SOURCE PASSAGE:
-------------------------
In September the great European Central Banking maestro startled the market with a pledge to expand the ECB’s balance sheet to levels last seen during the EU sovereign debt crisis. It seemed that maybe, just maybe, the Europeans finally “got it.” Up until that point their refusal to stop the constant shrinking of their balance sheet had resulted in the European economy importing everyone else’s deflation. But Draghi’s surprise cut into even more negative-r interest rates, combined with his promise to expand the ECB’s balance sheet, convinced the markets that this time he meant business. Hedge fund guru David Tepper summed it up best.
“Draghi wants inflation in the Euro zone. He will not stop,” said Tepper
Most hedge funds were quite optimistic about Draghi’s ability to fulfill his promises:
“Here are my best trades, ordered from easiest to hardest,” said one of the top ranked macro CIOs, exchanging ideas. Draghi’s fairy dust had finally settled; he’d been pleasantly surprised, and killed it. “Buy European curve steepeners now, buy European risk assets, buy 5yr/5yr Spain versus short 20yr Germany,” he explained. “Maybe these trades last a few weeks, maybe longer, doesn’t matter – get this right, add some smart convexity, and you could make your year by the end of October.”
-------------------------
MATERIAL PROVIDED:
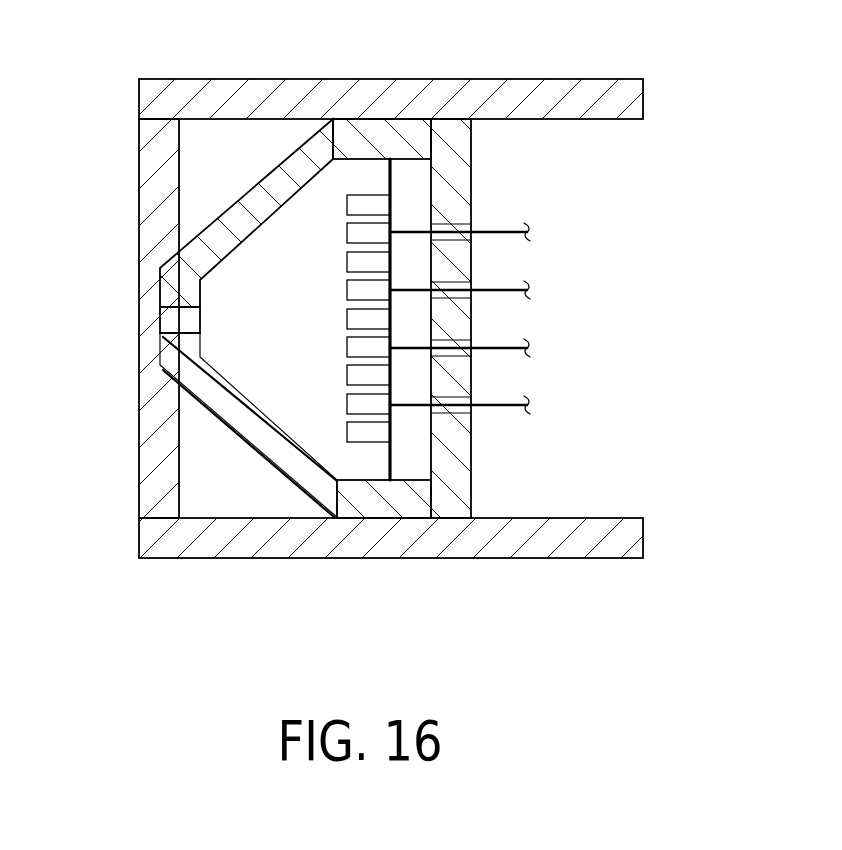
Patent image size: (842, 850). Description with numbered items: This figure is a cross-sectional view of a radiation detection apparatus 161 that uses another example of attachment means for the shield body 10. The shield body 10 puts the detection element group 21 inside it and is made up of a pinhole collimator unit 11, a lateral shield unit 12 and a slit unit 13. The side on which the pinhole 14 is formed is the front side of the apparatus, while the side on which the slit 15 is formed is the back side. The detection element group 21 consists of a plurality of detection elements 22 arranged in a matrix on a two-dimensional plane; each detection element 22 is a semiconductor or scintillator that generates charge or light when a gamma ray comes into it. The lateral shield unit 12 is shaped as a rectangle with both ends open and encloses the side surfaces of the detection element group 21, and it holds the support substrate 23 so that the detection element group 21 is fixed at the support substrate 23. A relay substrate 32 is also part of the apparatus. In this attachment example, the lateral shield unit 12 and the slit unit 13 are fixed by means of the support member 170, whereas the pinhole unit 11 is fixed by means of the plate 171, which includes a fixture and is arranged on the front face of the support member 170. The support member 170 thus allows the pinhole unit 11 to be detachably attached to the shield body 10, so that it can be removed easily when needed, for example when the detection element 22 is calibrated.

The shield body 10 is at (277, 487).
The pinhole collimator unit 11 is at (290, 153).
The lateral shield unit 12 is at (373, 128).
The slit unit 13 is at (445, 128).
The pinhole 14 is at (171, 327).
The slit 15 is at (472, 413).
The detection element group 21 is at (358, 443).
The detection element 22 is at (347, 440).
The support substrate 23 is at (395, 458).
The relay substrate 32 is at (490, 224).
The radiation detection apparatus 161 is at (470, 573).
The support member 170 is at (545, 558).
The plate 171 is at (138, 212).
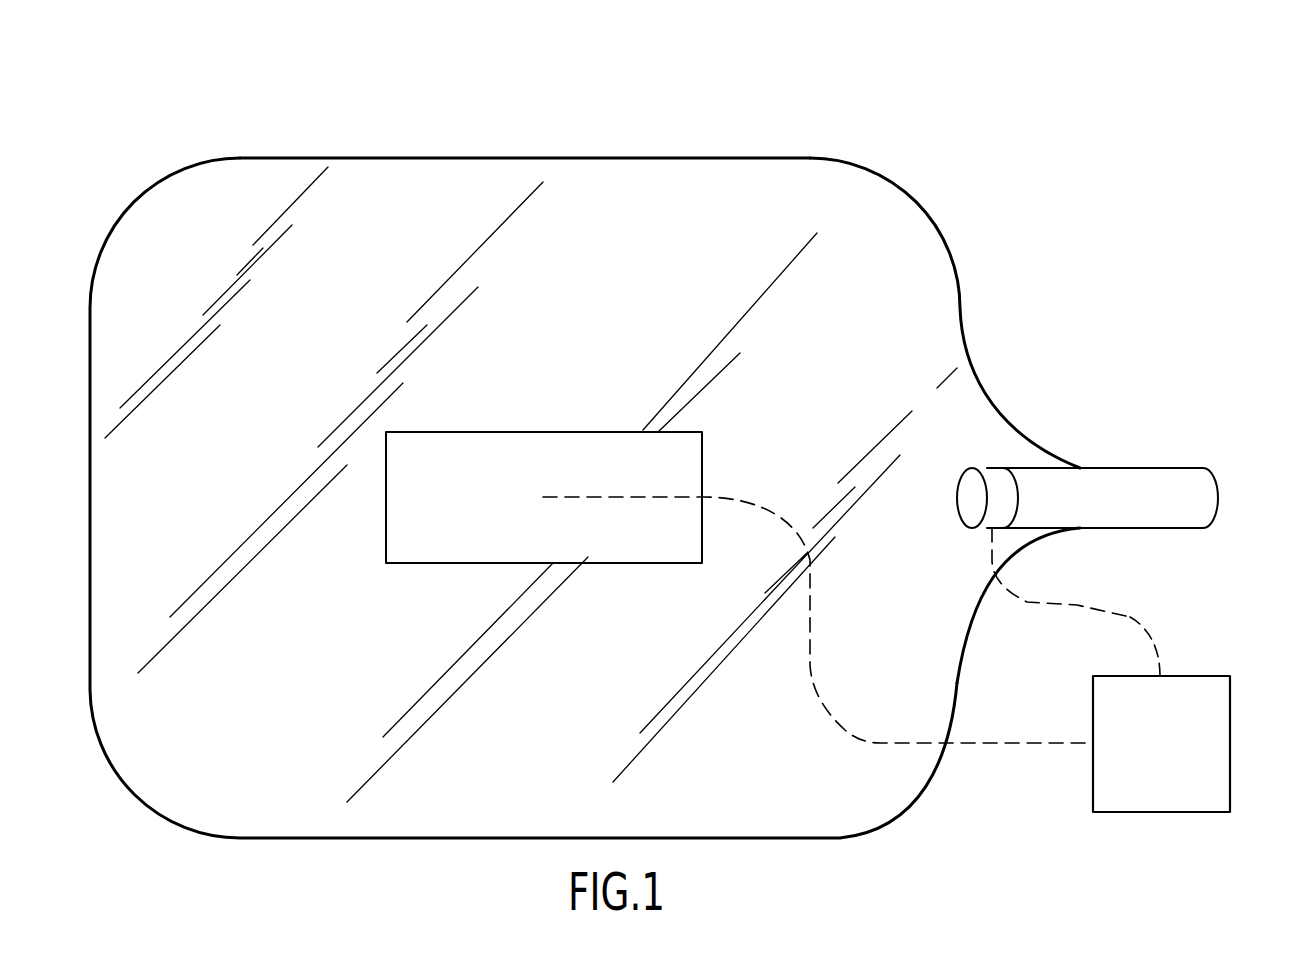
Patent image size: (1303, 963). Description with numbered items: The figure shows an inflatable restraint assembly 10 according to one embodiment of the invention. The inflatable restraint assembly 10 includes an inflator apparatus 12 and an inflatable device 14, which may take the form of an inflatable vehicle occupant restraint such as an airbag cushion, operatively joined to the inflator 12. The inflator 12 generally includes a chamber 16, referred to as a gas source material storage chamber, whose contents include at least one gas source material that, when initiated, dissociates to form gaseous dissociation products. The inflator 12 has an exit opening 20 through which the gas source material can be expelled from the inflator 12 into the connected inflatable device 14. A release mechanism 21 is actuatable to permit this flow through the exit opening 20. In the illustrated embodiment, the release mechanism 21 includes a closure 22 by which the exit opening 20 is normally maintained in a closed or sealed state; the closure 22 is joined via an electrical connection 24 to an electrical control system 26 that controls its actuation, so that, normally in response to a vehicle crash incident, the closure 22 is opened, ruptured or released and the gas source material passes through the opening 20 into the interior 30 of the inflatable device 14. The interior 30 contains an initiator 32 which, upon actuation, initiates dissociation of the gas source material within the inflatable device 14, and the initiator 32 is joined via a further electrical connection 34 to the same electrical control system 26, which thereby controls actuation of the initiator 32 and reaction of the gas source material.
-------------------------
CHALLENGE 1: Summarize the passage on the European Central Bank in two sentences.
CHALLENGE 2: Select every row containing the word "lateral".
The passage on the European Central Bank and the rows were drawn from unrelated sources.

FULL ANSWER 1: In September, Draghi surprised the market with a further cut into negative interest rates and a pledge to expand the ECB's balance sheet to levels last seen during the EU sovereign debt crisis. That ended a period in which the shrinking balance sheet had led Europe to import deflation, and it persuaded markets and most hedge funds that he was serious, with one top macro CIO recommending European curve steepeners, European risk assets, and 5yr/5yr Spain against short 20yr Germany.

FULL ANSWER 2:
Patent image size: (842, 850). Description with numbered items: This figure is a cross-sectional view of a radiation detection apparatus 161 that uses another example of attachment means for the shield body 10. The shield body 10 puts the detection element group 21 inside it and is made up of a pinhole collimator unit 11, a lateral shield unit 12 and a slit unit 13. The side on which the pinhole 14 is formed is the front side of the apparatus, while the side on which the slit 15 is formed is the back side. The detection element group 21 consists of a plurality of detection elements 22 arranged in a matrix on a two-dimensional plane; each detection element 22 is a semiconductor or scintillator that generates charge or light when a gamma ray comes into it. The lateral shield unit 12 is shaped as a rectangle with both ends open and encloses the side surfaces of the detection element group 21, and it holds the support substrate 23 so that the detection element group 21 is fixed at the support substrate 23. A relay substrate 32 is also part of the apparatus. In this attachment example, the lateral shield unit 12 and the slit unit 13 are fixed by means of the support member 170, whereas the pinhole unit 11 is fixed by means of the plate 171, which includes a fixture and is arranged on the front face of the support member 170. The support member 170 thus allows the pinhole unit 11 to be detachably attached to the shield body 10, so that it can be removed easily when needed, for example when the detection element 22 is calibrated.
The lateral shield unit 12 is at (373, 128).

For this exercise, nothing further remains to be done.